PURPOSE: The purpose of this MOP is to ensure consistent and representative sampling of such
areas.
EQUIPMENT (quantities are per sampling kit)
• 2 - Fisherbrand bags with round wire enclosure, 5.5" x 15" (Fisher Scientific, p/n 14-955-181)
• 1 - Fisherbrand bag with round wire enclosure, 10" x 14" (Fisher Scientific, p/n 01-002-53)
• 1 - Vacuum sock filtration kit (Midwest Filtration, p/n FAB-20-01-001 A)
• Permanent marker
• Nitrile gloves
1.0 PREPARATION
All materials needed for each sample to be collected will be prepared in advance. A sample kit for a single
vacuum sock sample will be prepared using the following procedure (as in MOP- 3141: Procedure for
Assembling Vacuum Sock Sampling Kits):
1. Don nitrile gloves.

********************

EXERCISE A -> In the vacuum sock sampling procedure, which company and part number are given for the vacuum sock filtration kit?
EXERCISE B -> In the vacuum sock sampling procedure, rewrite the part that opens with the words containing "PURPOSE: The purpose" and closes with "p/n FAB-20-01-001 A)", renaming "Fisherbrand" to "Thermo".
EXERCISE C -> Write the next steps of the vacuum sock sampling procedure, picking up after its last line.

DATASET CONTENT ->

********************

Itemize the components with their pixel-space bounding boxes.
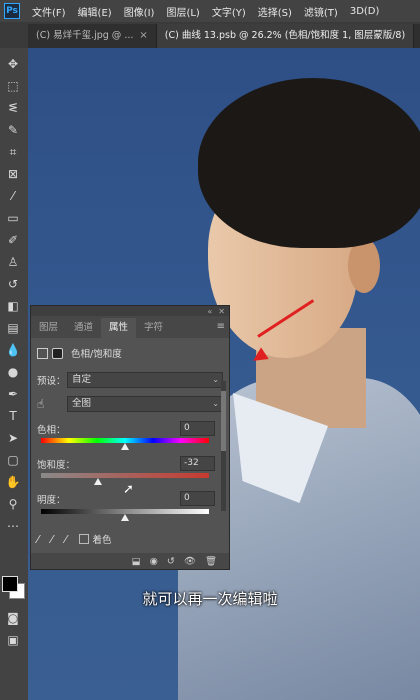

********************

WRITTEN ANSWER A -> Midwest Filtration, part number FAB-20-01-001 A.

WRITTEN ANSWER B ->
PURPOSE: The purpose of this MOP is to ensure consistent and representative sampling of such
areas.
EQUIPMENT (quantities are per sampling kit)
• 2 - Thermo bags with round wire enclosure, 5.5" x 15" (Fisher Scientific, p/n 14-955-181)
• 1 - Thermo bag with round wire enclosure, 10" x 14" (Fisher Scientific, p/n 01-002-53)
• 1 - Vacuum sock filtration kit (Midwest Filtration, p/n FAB-20-01-001 A)

WRITTEN ANSWER C ->
2. Remove the sock from the manufacturer's kit, place it in a 5.5" x 15" bag so that it is oriented tapered
side down, and seal the bag by rolling the top down and folding the tabs. Discard the remains of the
manufacturer's kit.
3. Label a 10"x 14" bag and a 5.5"x 15" bag with the sample ID as instructed by the project QAPP.
4. Open the labeled 10" x 14" bag and insert:
- the labeled 5.5" x 15" bag,
- an unlabeled 5.5" x 15" bag, and
- the 5.5" x 15" bag containing the sock.
5. Close the bag and store in a clean dry location.
2.0 VACUUM SAMPLING OF SMALL (14" by 14") COUPONS
The following procedure will be used in this study for vacuum sampling of each coupon surface:
1. A two person team will be used, employing aseptic technique. The team will consist of a sampler and a
support person.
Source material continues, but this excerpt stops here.